> _Exercise prompt_: Keep the pictures out of the copy and print all the entries below exactly.
———
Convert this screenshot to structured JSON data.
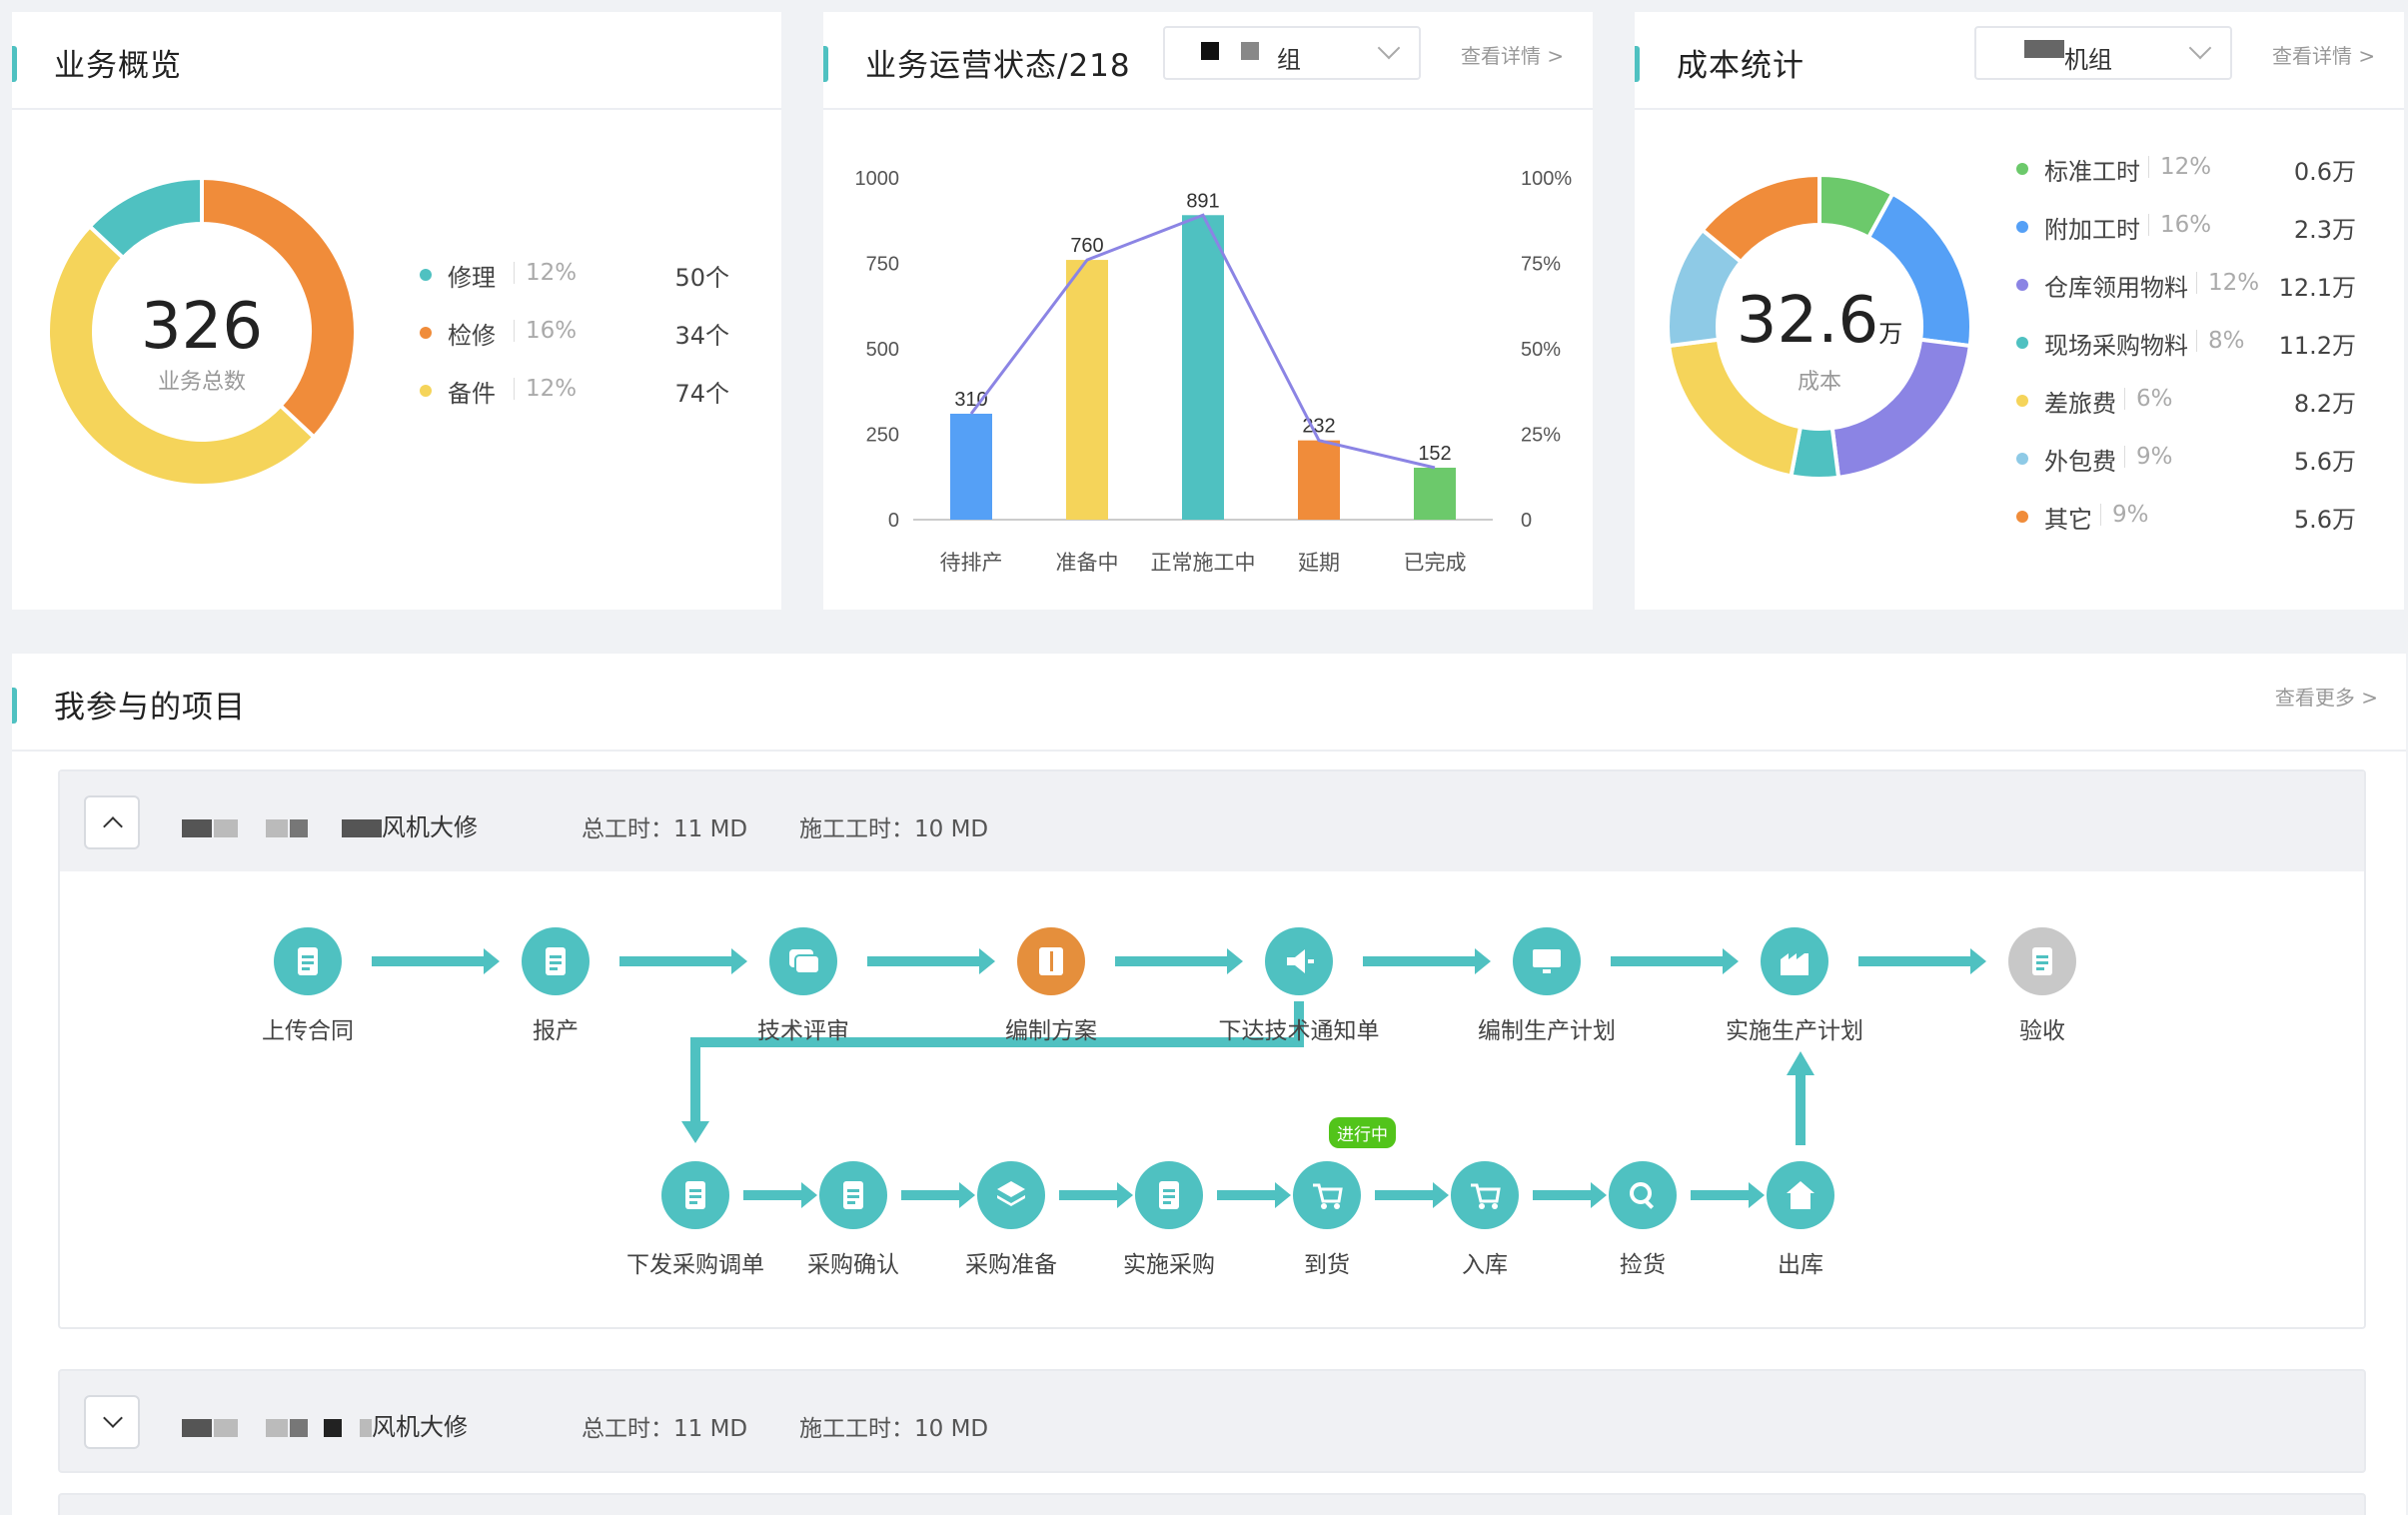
{
  "overview": {
    "title": "业务概览",
    "total": "326",
    "total_label": "业务总数",
    "items": [
      {
        "name": "修理",
        "pct": "12%",
        "count": "50个",
        "color": "#4fc1c1"
      },
      {
        "name": "检修",
        "pct": "16%",
        "count": "34个",
        "color": "#f08c3a"
      },
      {
        "name": "备件",
        "pct": "12%",
        "count": "74个",
        "color": "#f5d45a"
      }
    ]
  },
  "ops": {
    "title": "业务运营状态/218",
    "select_value": "组",
    "detail_link": "查看详情 >"
  },
  "cost": {
    "title": "成本统计",
    "select_value": "机组",
    "detail_link": "查看详情 >",
    "total": "32.6",
    "unit": "万",
    "total_label": "成本",
    "items": [
      {
        "name": "标准工时",
        "pct": "12%",
        "amount": "0.6万",
        "color": "#6cc96b"
      },
      {
        "name": "附加工时",
        "pct": "16%",
        "amount": "2.3万",
        "color": "#55a0f6"
      },
      {
        "name": "仓库领用物料",
        "pct": "12%",
        "amount": "12.1万",
        "color": "#8b84e4"
      },
      {
        "name": "现场采购物料",
        "pct": "8%",
        "amount": "11.2万",
        "color": "#4fc1c1"
      },
      {
        "name": "差旅费",
        "pct": "6%",
        "amount": "8.2万",
        "color": "#f5d45a"
      },
      {
        "name": "外包费",
        "pct": "9%",
        "amount": "5.6万",
        "color": "#8ecae6"
      },
      {
        "name": "其它",
        "pct": "9%",
        "amount": "5.6万",
        "color": "#f08c3a"
      }
    ]
  },
  "chart_data": {
    "type": "bar",
    "categories": [
      "待排产",
      "准备中",
      "正常施工中",
      "延期",
      "已完成"
    ],
    "values": [
      310,
      760,
      891,
      232,
      152
    ],
    "colors": [
      "#55a0f6",
      "#f5d45a",
      "#4fc1c1",
      "#f08c3a",
      "#6cc96b"
    ],
    "line_values": [
      310,
      760,
      891,
      232,
      152
    ],
    "line_color": "#8b84e4",
    "ylim": [
      0,
      1000
    ],
    "yticks": [
      "1000",
      "750",
      "500",
      "250",
      "0"
    ],
    "y2ticks": [
      "100%",
      "75%",
      "50%",
      "25%",
      "0"
    ]
  },
  "projects": {
    "title": "我参与的项目",
    "more_link": "查看更多 >",
    "list": [
      {
        "name": "风机大修",
        "total_hours": "总工时：11 MD",
        "work_hours": "施工工时：10 MD"
      },
      {
        "name": "风机大修",
        "total_hours": "总工时：11 MD",
        "work_hours": "施工工时：10 MD"
      }
    ],
    "flow_row1": [
      "上传合同",
      "报产",
      "技术评审",
      "编制方案",
      "下达技术通知单",
      "编制生产计划",
      "实施生产计划",
      "验收"
    ],
    "flow_row2": [
      "下发采购调单",
      "采购确认",
      "采购准备",
      "实施采购",
      "到货",
      "入库",
      "捡货",
      "出库"
    ],
    "status_badge": "进行中"
  }
}
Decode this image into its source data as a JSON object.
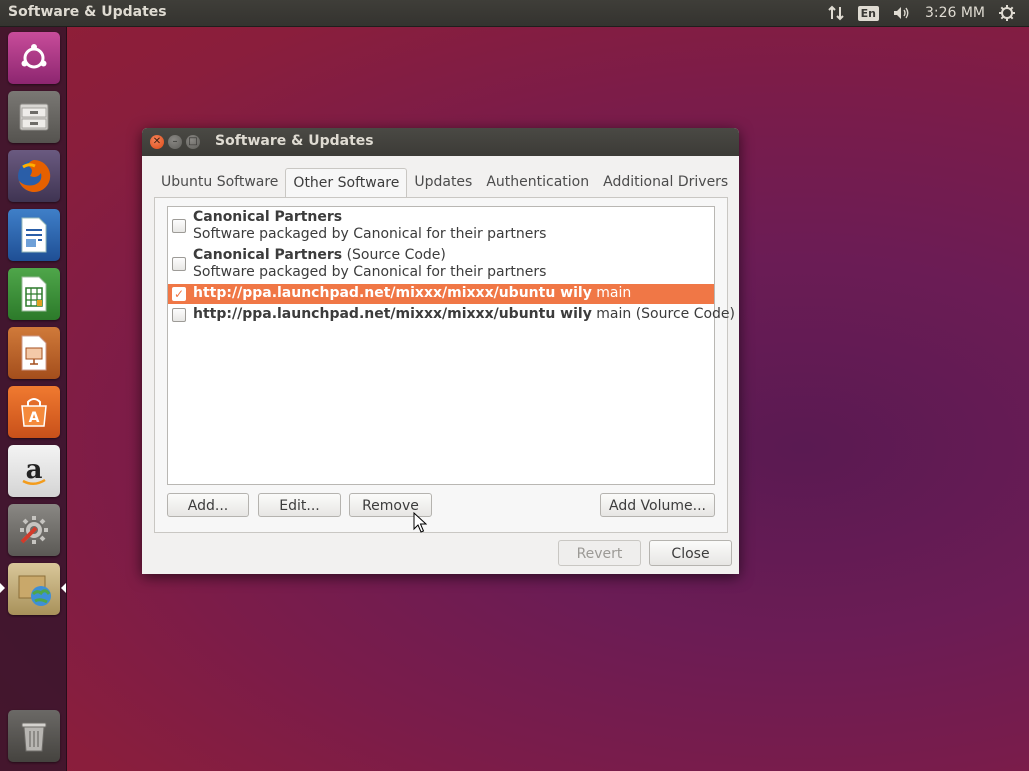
{
  "top_panel": {
    "title": "Software & Updates",
    "keyboard": "En",
    "clock": "3:26 MM",
    "icons": [
      "network-arrows-icon",
      "volume-icon",
      "power-gear-icon"
    ]
  },
  "launcher": {
    "items": [
      "ubuntu-logo-icon",
      "files-icon",
      "firefox-icon",
      "writer-icon",
      "calc-icon",
      "impress-icon",
      "software-center-icon",
      "amazon-icon",
      "system-settings-icon",
      "software-updates-icon",
      "trash-icon"
    ]
  },
  "window": {
    "title": "Software & Updates",
    "tabs": [
      {
        "label": "Ubuntu Software"
      },
      {
        "label": "Other Software"
      },
      {
        "label": "Updates"
      },
      {
        "label": "Authentication"
      },
      {
        "label": "Additional Drivers"
      }
    ],
    "active_tab": "Other Software",
    "sources": [
      {
        "bold": "Canonical Partners",
        "suffix": "",
        "desc": "Software packaged by Canonical for their partners",
        "checked": false,
        "selected": false
      },
      {
        "bold": "Canonical Partners",
        "suffix": " (Source Code)",
        "desc": "Software packaged by Canonical for their partners",
        "checked": false,
        "selected": false
      },
      {
        "bold": "http://ppa.launchpad.net/mixxx/mixxx/ubuntu wily",
        "suffix": " main",
        "desc": "",
        "checked": true,
        "selected": true
      },
      {
        "bold": "http://ppa.launchpad.net/mixxx/mixxx/ubuntu wily",
        "suffix": " main (Source Code)",
        "desc": "",
        "checked": false,
        "selected": false
      }
    ],
    "buttons": {
      "add": "Add...",
      "edit": "Edit...",
      "remove": "Remove",
      "add_volume": "Add Volume...",
      "revert": "Revert",
      "close": "Close"
    }
  },
  "colors": {
    "selection": "#f07746",
    "close_button": "#df4a16",
    "panel": "#3c3b37"
  }
}
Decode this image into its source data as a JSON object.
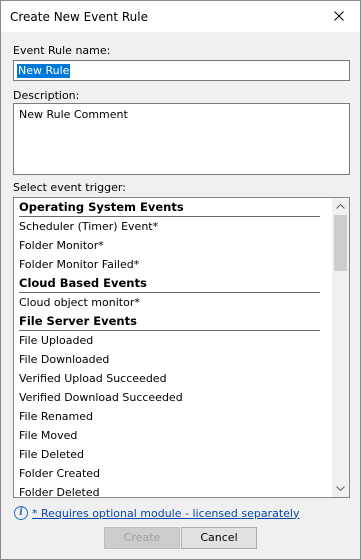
{
  "window": {
    "title": "Create New Event Rule"
  },
  "form": {
    "name_label": "Event Rule name:",
    "name_value": "New Rule",
    "description_label": "Description:",
    "description_value": "New Rule Comment",
    "trigger_label": "Select event trigger:"
  },
  "triggers": [
    {
      "label": "Operating System Events",
      "header": true
    },
    {
      "label": "Scheduler (Timer) Event*",
      "header": false
    },
    {
      "label": "Folder Monitor*",
      "header": false
    },
    {
      "label": "Folder Monitor Failed*",
      "header": false
    },
    {
      "label": "Cloud Based Events",
      "header": true
    },
    {
      "label": "Cloud object monitor*",
      "header": false
    },
    {
      "label": "File Server Events",
      "header": true
    },
    {
      "label": "File Uploaded",
      "header": false
    },
    {
      "label": "File Downloaded",
      "header": false
    },
    {
      "label": "Verified Upload Succeeded",
      "header": false
    },
    {
      "label": "Verified Download Succeeded",
      "header": false
    },
    {
      "label": "File Renamed",
      "header": false
    },
    {
      "label": "File Moved",
      "header": false
    },
    {
      "label": "File Deleted",
      "header": false
    },
    {
      "label": "Folder Created",
      "header": false
    },
    {
      "label": "Folder Deleted",
      "header": false
    }
  ],
  "footnote": {
    "icon": "info-icon",
    "text": "* Requires optional module - licensed separately"
  },
  "buttons": {
    "create_label": "Create",
    "create_disabled": true,
    "cancel_label": "Cancel"
  }
}
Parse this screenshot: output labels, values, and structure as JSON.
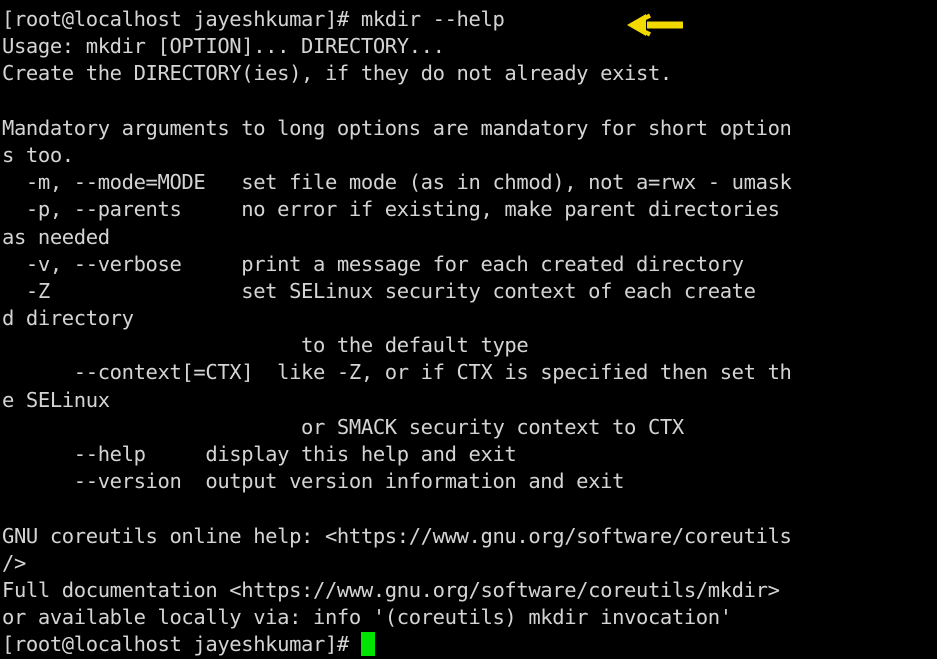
{
  "terminal": {
    "prompt": "[root@localhost jayeshkumar]#",
    "command": "mkdir --help",
    "foreground_color": "#d4d4d4",
    "background_color": "#000000",
    "cursor_color": "#00e400",
    "annotation_arrow_color": "#f2d900",
    "lines": [
      "[root@localhost jayeshkumar]# mkdir --help",
      "Usage: mkdir [OPTION]... DIRECTORY...",
      "Create the DIRECTORY(ies), if they do not already exist.",
      "",
      "Mandatory arguments to long options are mandatory for short option",
      "s too.",
      "  -m, --mode=MODE   set file mode (as in chmod), not a=rwx - umask",
      "  -p, --parents     no error if existing, make parent directories",
      "as needed",
      "  -v, --verbose     print a message for each created directory",
      "  -Z                set SELinux security context of each create",
      "d directory",
      "                         to the default type",
      "      --context[=CTX]  like -Z, or if CTX is specified then set th",
      "e SELinux",
      "                         or SMACK security context to CTX",
      "      --help     display this help and exit",
      "      --version  output version information and exit",
      "",
      "GNU coreutils online help: <https://www.gnu.org/software/coreutils",
      "/>",
      "Full documentation <https://www.gnu.org/software/coreutils/mkdir>",
      "or available locally via: info '(coreutils) mkdir invocation'"
    ],
    "final_prompt": "[root@localhost jayeshkumar]# "
  }
}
———
> _Result of this exercise_:
Convert this screenshot to structured JSON data.
{
  "overview": {
    "title": "业务概览",
    "total": "326",
    "total_label": "业务总数",
    "items": [
      {
        "name": "修理",
        "pct": "12%",
        "count": "50个",
        "color": "#4fc1c1"
      },
      {
        "name": "检修",
        "pct": "16%",
        "count": "34个",
        "color": "#f08c3a"
      },
      {
        "name": "备件",
        "pct": "12%",
        "count": "74个",
        "color": "#f5d45a"
      }
    ]
  },
  "ops": {
    "title": "业务运营状态/218",
    "select_value": "组",
    "detail_link": "查看详情 >"
  },
  "cost": {
    "title": "成本统计",
    "select_value": "机组",
    "detail_link": "查看详情 >",
    "total": "32.6",
    "unit": "万",
    "total_label": "成本",
    "items": [
      {
        "name": "标准工时",
        "pct": "12%",
        "amount": "0.6万",
        "color": "#6cc96b"
      },
      {
        "name": "附加工时",
        "pct": "16%",
        "amount": "2.3万",
        "color": "#55a0f6"
      },
      {
        "name": "仓库领用物料",
        "pct": "12%",
        "amount": "12.1万",
        "color": "#8b84e4"
      },
      {
        "name": "现场采购物料",
        "pct": "8%",
        "amount": "11.2万",
        "color": "#4fc1c1"
      },
      {
        "name": "差旅费",
        "pct": "6%",
        "amount": "8.2万",
        "color": "#f5d45a"
      },
      {
        "name": "外包费",
        "pct": "9%",
        "amount": "5.6万",
        "color": "#8ecae6"
      },
      {
        "name": "其它",
        "pct": "9%",
        "amount": "5.6万",
        "color": "#f08c3a"
      }
    ]
  },
  "chart_data": {
    "type": "bar",
    "categories": [
      "待排产",
      "准备中",
      "正常施工中",
      "延期",
      "已完成"
    ],
    "values": [
      310,
      760,
      891,
      232,
      152
    ],
    "colors": [
      "#55a0f6",
      "#f5d45a",
      "#4fc1c1",
      "#f08c3a",
      "#6cc96b"
    ],
    "line_values": [
      310,
      760,
      891,
      232,
      152
    ],
    "line_color": "#8b84e4",
    "ylim": [
      0,
      1000
    ],
    "yticks": [
      "1000",
      "750",
      "500",
      "250",
      "0"
    ],
    "y2ticks": [
      "100%",
      "75%",
      "50%",
      "25%",
      "0"
    ]
  },
  "projects": {
    "title": "我参与的项目",
    "more_link": "查看更多 >",
    "list": [
      {
        "name": "风机大修",
        "total_hours": "总工时：11 MD",
        "work_hours": "施工工时：10 MD"
      },
      {
        "name": "风机大修",
        "total_hours": "总工时：11 MD",
        "work_hours": "施工工时：10 MD"
      }
    ],
    "flow_row1": [
      "上传合同",
      "报产",
      "技术评审",
      "编制方案",
      "下达技术通知单",
      "编制生产计划",
      "实施生产计划",
      "验收"
    ],
    "flow_row2": [
      "下发采购调单",
      "采购确认",
      "采购准备",
      "实施采购",
      "到货",
      "入库",
      "捡货",
      "出库"
    ],
    "status_badge": "进行中"
  }
}
Decode this image into its source data as a JSON object.
{
  "top_panel": {
    "title": "Software & Updates",
    "keyboard": "En",
    "clock": "3:26 MM",
    "icons": [
      "network-arrows-icon",
      "volume-icon",
      "power-gear-icon"
    ]
  },
  "launcher": {
    "items": [
      "ubuntu-logo-icon",
      "files-icon",
      "firefox-icon",
      "writer-icon",
      "calc-icon",
      "impress-icon",
      "software-center-icon",
      "amazon-icon",
      "system-settings-icon",
      "software-updates-icon",
      "trash-icon"
    ]
  },
  "window": {
    "title": "Software & Updates",
    "tabs": [
      {
        "label": "Ubuntu Software"
      },
      {
        "label": "Other Software"
      },
      {
        "label": "Updates"
      },
      {
        "label": "Authentication"
      },
      {
        "label": "Additional Drivers"
      }
    ],
    "active_tab": "Other Software",
    "sources": [
      {
        "bold": "Canonical Partners",
        "suffix": "",
        "desc": "Software packaged by Canonical for their partners",
        "checked": false,
        "selected": false
      },
      {
        "bold": "Canonical Partners",
        "suffix": " (Source Code)",
        "desc": "Software packaged by Canonical for their partners",
        "checked": false,
        "selected": false
      },
      {
        "bold": "http://ppa.launchpad.net/mixxx/mixxx/ubuntu wily",
        "suffix": " main",
        "desc": "",
        "checked": true,
        "selected": true
      },
      {
        "bold": "http://ppa.launchpad.net/mixxx/mixxx/ubuntu wily",
        "suffix": " main (Source Code)",
        "desc": "",
        "checked": false,
        "selected": false
      }
    ],
    "buttons": {
      "add": "Add...",
      "edit": "Edit...",
      "remove": "Remove",
      "add_volume": "Add Volume...",
      "revert": "Revert",
      "close": "Close"
    }
  },
  "colors": {
    "selection": "#f07746",
    "close_button": "#df4a16",
    "panel": "#3c3b37"
  }
}
Decode this image into its source data as a JSON object.
{
  "window": {
    "title": "Create New Event Rule"
  },
  "form": {
    "name_label": "Event Rule name:",
    "name_value": "New Rule",
    "description_label": "Description:",
    "description_value": "New Rule Comment",
    "trigger_label": "Select event trigger:"
  },
  "triggers": [
    {
      "label": "Operating System Events",
      "header": true
    },
    {
      "label": "Scheduler (Timer) Event*",
      "header": false
    },
    {
      "label": "Folder Monitor*",
      "header": false
    },
    {
      "label": "Folder Monitor Failed*",
      "header": false
    },
    {
      "label": "Cloud Based Events",
      "header": true
    },
    {
      "label": "Cloud object monitor*",
      "header": false
    },
    {
      "label": "File Server Events",
      "header": true
    },
    {
      "label": "File Uploaded",
      "header": false
    },
    {
      "label": "File Downloaded",
      "header": false
    },
    {
      "label": "Verified Upload Succeeded",
      "header": false
    },
    {
      "label": "Verified Download Succeeded",
      "header": false
    },
    {
      "label": "File Renamed",
      "header": false
    },
    {
      "label": "File Moved",
      "header": false
    },
    {
      "label": "File Deleted",
      "header": false
    },
    {
      "label": "Folder Created",
      "header": false
    },
    {
      "label": "Folder Deleted",
      "header": false
    }
  ],
  "footnote": {
    "icon": "info-icon",
    "text": "* Requires optional module - licensed separately"
  },
  "buttons": {
    "create_label": "Create",
    "create_disabled": true,
    "cancel_label": "Cancel"
  }
}
Parse this screenshot: output labels, values, and structure as JSON.
{
  "terminal": {
    "prompt": "[root@localhost jayeshkumar]#",
    "command": "mkdir --help",
    "foreground_color": "#d4d4d4",
    "background_color": "#000000",
    "cursor_color": "#00e400",
    "annotation_arrow_color": "#f2d900",
    "lines": [
      "[root@localhost jayeshkumar]# mkdir --help",
      "Usage: mkdir [OPTION]... DIRECTORY...",
      "Create the DIRECTORY(ies), if they do not already exist.",
      "",
      "Mandatory arguments to long options are mandatory for short option",
      "s too.",
      "  -m, --mode=MODE   set file mode (as in chmod), not a=rwx - umask",
      "  -p, --parents     no error if existing, make parent directories",
      "as needed",
      "  -v, --verbose     print a message for each created directory",
      "  -Z                set SELinux security context of each create",
      "d directory",
      "                         to the default type",
      "      --context[=CTX]  like -Z, or if CTX is specified then set th",
      "e SELinux",
      "                         or SMACK security context to CTX",
      "      --help     display this help and exit",
      "      --version  output version information and exit",
      "",
      "GNU coreutils online help: <https://www.gnu.org/software/coreutils",
      "/>",
      "Full documentation <https://www.gnu.org/software/coreutils/mkdir>",
      "or available locally via: info '(coreutils) mkdir invocation'"
    ],
    "final_prompt": "[root@localhost jayeshkumar]# "
  }
}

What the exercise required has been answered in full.